--- Exercise objective ---
Copy out each line that has "τίθεται" in it.

--- Collected data entries ---
# # #
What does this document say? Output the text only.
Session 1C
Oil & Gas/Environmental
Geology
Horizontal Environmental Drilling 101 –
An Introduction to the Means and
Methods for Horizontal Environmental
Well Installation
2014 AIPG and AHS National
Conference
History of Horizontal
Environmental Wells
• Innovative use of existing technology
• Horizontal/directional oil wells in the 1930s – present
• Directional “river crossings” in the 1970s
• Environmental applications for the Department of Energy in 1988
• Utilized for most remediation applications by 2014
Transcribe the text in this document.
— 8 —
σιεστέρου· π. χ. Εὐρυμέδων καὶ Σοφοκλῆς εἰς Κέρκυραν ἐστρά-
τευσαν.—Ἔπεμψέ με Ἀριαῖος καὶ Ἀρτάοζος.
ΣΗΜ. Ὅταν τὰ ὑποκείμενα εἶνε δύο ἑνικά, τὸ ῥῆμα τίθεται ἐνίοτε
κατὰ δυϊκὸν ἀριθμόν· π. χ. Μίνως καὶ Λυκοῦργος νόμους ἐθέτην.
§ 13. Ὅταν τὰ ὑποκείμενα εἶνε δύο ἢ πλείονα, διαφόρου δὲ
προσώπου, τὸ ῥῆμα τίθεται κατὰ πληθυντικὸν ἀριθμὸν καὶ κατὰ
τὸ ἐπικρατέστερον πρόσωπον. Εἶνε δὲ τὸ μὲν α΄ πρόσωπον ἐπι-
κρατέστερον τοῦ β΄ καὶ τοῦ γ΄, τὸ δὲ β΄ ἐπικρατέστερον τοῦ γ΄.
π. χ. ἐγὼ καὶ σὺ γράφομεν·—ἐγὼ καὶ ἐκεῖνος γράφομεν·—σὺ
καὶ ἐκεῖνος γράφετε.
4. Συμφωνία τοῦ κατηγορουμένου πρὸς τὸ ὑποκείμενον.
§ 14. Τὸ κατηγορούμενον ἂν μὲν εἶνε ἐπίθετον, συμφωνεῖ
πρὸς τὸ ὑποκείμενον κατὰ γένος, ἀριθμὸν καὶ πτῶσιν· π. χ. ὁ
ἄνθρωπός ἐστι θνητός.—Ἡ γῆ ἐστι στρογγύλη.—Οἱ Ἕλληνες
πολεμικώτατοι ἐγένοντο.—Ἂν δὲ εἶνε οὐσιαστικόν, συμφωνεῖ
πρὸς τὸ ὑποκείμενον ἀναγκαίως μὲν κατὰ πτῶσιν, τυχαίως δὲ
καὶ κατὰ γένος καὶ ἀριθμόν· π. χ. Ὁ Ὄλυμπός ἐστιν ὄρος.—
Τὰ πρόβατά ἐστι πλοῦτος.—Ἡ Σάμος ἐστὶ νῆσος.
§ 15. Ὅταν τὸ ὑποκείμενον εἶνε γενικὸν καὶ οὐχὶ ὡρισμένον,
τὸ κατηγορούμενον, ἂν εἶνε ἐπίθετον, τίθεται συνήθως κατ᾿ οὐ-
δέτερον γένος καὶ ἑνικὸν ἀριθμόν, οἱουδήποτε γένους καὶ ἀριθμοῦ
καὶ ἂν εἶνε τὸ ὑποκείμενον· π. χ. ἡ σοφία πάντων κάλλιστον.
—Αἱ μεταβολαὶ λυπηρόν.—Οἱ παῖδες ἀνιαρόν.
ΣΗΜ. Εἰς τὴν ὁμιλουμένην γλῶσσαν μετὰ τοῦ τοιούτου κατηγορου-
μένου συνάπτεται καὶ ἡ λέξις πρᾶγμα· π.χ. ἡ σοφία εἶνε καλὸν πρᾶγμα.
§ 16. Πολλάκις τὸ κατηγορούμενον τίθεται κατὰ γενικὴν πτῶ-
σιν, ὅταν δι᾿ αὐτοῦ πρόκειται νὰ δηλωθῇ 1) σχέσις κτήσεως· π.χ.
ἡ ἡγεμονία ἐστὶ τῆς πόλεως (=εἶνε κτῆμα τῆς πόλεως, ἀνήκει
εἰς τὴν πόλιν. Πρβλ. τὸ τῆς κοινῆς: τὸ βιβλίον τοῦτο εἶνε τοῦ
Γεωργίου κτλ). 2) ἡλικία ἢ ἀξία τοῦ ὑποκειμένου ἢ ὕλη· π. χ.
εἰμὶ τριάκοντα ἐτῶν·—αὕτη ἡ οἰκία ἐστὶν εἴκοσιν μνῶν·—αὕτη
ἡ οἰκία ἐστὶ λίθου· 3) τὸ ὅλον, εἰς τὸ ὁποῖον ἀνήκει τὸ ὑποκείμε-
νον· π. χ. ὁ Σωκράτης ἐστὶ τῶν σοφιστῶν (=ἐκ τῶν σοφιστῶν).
# # #
--- The answer ---
ΣΗΜ. Ὅταν τὰ ὑποκείμενα εἶνε δύο ἑνικά, τὸ ῥῆμα τίθεται ἐνίοτε
προσώπου, τὸ ῥῆμα τίθεται κατὰ πληθυντικὸν ἀριθμὸν καὶ κατὰ
τὸ κατηγορούμενον, ἂν εἶνε ἐπίθετον, τίθεται συνήθως κατ᾿ οὐ-
§ 16. Πολλάκις τὸ κατηγορούμενον τίθεται κατὰ γενικὴν πτῶ-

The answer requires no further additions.